### Work to complete
Filter these entries so that only lines with the word "Andi" remain.

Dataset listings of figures
-----

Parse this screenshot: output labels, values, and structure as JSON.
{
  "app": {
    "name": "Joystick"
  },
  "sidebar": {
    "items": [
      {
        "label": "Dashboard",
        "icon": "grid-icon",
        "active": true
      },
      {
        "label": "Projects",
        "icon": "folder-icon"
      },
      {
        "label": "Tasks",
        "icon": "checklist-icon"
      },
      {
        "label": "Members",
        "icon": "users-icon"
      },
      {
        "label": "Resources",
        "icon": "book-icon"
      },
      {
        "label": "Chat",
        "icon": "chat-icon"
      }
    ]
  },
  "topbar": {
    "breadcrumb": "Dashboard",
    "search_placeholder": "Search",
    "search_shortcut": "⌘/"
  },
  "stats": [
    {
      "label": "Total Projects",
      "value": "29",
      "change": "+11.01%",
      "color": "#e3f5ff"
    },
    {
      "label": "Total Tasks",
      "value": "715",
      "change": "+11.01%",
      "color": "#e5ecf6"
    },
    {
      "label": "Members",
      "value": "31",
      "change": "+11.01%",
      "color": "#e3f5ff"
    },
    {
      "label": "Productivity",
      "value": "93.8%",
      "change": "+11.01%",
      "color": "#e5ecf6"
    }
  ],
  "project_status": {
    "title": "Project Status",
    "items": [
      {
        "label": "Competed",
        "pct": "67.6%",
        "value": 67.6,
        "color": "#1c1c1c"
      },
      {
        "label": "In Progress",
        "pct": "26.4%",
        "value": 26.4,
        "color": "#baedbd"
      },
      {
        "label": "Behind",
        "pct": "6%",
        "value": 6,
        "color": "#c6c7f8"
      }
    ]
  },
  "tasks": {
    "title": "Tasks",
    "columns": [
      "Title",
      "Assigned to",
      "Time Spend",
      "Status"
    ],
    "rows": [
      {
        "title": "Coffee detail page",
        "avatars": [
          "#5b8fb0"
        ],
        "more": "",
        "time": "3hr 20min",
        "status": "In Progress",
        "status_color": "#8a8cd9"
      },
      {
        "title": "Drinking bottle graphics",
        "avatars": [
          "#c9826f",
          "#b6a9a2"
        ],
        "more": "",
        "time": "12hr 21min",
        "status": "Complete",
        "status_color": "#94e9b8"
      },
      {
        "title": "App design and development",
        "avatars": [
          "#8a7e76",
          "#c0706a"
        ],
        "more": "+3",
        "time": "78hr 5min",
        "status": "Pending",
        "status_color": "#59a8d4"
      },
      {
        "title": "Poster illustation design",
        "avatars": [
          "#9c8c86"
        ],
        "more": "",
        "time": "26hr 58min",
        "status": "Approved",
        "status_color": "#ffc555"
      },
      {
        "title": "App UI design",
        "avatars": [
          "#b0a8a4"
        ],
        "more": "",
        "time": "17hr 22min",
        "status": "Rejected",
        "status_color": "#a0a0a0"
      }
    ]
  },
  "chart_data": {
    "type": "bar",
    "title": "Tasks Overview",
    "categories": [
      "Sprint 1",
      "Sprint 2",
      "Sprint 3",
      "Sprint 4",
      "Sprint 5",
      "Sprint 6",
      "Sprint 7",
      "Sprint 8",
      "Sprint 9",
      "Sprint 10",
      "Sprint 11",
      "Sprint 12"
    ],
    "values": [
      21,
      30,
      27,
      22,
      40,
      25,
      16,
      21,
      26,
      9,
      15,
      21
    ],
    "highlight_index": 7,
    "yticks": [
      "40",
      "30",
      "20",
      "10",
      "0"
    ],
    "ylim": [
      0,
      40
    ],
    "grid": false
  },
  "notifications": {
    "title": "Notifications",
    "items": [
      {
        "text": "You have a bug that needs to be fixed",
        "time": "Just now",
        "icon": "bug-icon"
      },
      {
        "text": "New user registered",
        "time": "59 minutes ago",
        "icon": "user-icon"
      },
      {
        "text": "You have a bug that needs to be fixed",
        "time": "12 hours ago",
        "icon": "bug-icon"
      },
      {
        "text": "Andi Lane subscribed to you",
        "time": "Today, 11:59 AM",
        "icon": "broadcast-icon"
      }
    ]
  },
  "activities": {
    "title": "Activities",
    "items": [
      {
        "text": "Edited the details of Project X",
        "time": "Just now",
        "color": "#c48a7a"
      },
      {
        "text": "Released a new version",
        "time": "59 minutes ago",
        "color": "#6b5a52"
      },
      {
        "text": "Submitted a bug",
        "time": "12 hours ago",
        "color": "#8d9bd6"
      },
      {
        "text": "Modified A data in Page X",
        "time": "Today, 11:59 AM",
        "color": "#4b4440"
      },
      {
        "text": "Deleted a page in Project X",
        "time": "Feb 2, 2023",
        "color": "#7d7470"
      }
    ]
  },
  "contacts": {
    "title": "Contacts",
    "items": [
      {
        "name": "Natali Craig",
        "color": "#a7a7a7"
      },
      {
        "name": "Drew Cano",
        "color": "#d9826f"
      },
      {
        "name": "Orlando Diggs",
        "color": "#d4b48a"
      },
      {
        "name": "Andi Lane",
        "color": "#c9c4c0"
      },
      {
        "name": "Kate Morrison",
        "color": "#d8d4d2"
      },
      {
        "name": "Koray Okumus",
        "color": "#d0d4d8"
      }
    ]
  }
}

-----

### Problem solution
        "text": "Andi Lane subscribed to you",
        "name": "Andi Lane",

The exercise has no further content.